>> start

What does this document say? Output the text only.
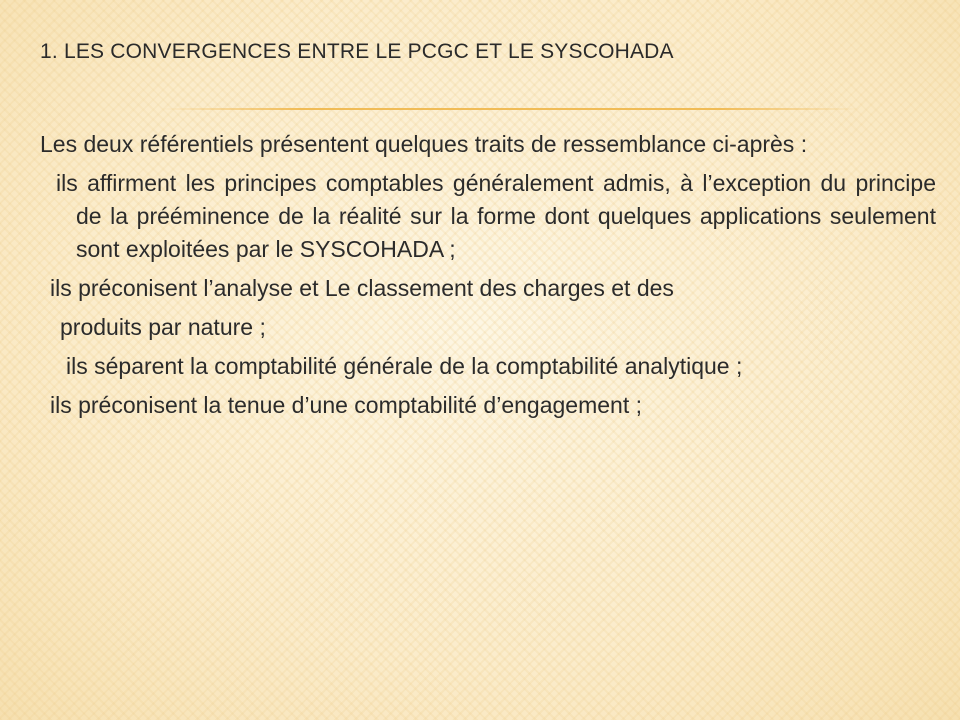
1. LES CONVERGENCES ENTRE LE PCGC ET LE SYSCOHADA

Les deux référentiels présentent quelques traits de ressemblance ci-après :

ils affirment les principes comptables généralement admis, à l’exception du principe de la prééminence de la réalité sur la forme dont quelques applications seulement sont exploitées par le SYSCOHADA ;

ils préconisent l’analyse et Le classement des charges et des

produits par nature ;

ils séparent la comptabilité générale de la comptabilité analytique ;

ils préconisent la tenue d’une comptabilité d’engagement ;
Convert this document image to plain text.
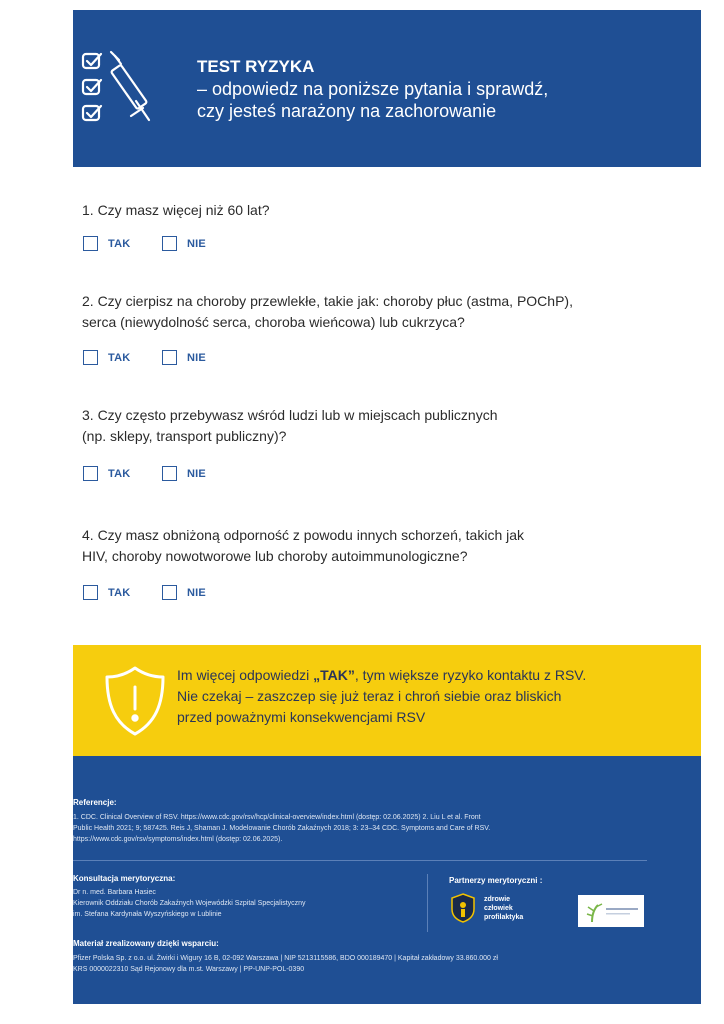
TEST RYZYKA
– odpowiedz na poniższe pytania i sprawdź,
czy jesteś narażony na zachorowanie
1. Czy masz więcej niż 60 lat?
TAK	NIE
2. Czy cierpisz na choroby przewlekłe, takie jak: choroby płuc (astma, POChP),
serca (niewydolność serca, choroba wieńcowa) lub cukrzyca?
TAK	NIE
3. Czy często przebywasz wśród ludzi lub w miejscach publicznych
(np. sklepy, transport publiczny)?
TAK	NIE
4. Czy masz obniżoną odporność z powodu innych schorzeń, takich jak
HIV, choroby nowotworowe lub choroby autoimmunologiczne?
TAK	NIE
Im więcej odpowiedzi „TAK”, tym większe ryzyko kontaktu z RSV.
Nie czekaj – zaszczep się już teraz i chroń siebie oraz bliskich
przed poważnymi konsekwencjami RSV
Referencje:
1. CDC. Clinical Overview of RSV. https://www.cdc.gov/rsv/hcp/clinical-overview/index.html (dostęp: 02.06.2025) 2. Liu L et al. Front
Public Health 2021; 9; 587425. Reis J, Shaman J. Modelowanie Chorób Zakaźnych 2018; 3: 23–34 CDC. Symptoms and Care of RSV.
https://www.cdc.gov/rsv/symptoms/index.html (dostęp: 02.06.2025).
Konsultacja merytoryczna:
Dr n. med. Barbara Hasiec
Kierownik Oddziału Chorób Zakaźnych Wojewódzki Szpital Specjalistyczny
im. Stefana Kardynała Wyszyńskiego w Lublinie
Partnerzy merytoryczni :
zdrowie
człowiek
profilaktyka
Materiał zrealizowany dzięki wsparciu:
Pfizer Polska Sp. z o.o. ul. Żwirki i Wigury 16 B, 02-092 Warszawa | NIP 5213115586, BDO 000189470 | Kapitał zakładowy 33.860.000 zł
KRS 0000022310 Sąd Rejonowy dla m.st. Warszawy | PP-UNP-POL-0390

>> end

→ Exercise:
Every record must be copied exactly, with the pictures left out.

→ Solution below:
What does this document say? Output the text only.
1. LES CONVERGENCES ENTRE LE PCGC ET LE SYSCOHADA

Les deux référentiels présentent quelques traits de ressemblance ci-après :

ils affirment les principes comptables généralement admis, à l’exception du principe de la prééminence de la réalité sur la forme dont quelques applications seulement sont exploitées par le SYSCOHADA ;

ils préconisent l’analyse et Le classement des charges et des

produits par nature ;

ils séparent la comptabilité générale de la comptabilité analytique ;

ils préconisent la tenue d’une comptabilité d’engagement ;
Convert this document image to plain text.
TEST RYZYKA
– odpowiedz na poniższe pytania i sprawdź,
czy jesteś narażony na zachorowanie
1. Czy masz więcej niż 60 lat?
TAK	NIE
2. Czy cierpisz na choroby przewlekłe, takie jak: choroby płuc (astma, POChP),
serca (niewydolność serca, choroba wieńcowa) lub cukrzyca?
TAK	NIE
3. Czy często przebywasz wśród ludzi lub w miejscach publicznych
(np. sklepy, transport publiczny)?
TAK	NIE
4. Czy masz obniżoną odporność z powodu innych schorzeń, takich jak
HIV, choroby nowotworowe lub choroby autoimmunologiczne?
TAK	NIE
Im więcej odpowiedzi „TAK”, tym większe ryzyko kontaktu z RSV.
Nie czekaj – zaszczep się już teraz i chroń siebie oraz bliskich
przed poważnymi konsekwencjami RSV
Referencje:
1. CDC. Clinical Overview of RSV. https://www.cdc.gov/rsv/hcp/clinical-overview/index.html (dostęp: 02.06.2025) 2. Liu L et al. Front
Public Health 2021; 9; 587425. Reis J, Shaman J. Modelowanie Chorób Zakaźnych 2018; 3: 23–34 CDC. Symptoms and Care of RSV.
https://www.cdc.gov/rsv/symptoms/index.html (dostęp: 02.06.2025).
Konsultacja merytoryczna:
Dr n. med. Barbara Hasiec
Kierownik Oddziału Chorób Zakaźnych Wojewódzki Szpital Specjalistyczny
im. Stefana Kardynała Wyszyńskiego w Lublinie
Partnerzy merytoryczni :
zdrowie
człowiek
profilaktyka
Materiał zrealizowany dzięki wsparciu:
Pfizer Polska Sp. z o.o. ul. Żwirki i Wigury 16 B, 02-092 Warszawa | NIP 5213115586, BDO 000189470 | Kapitał zakładowy 33.860.000 zł
KRS 0000022310 Sąd Rejonowy dla m.st. Warszawy | PP-UNP-POL-0390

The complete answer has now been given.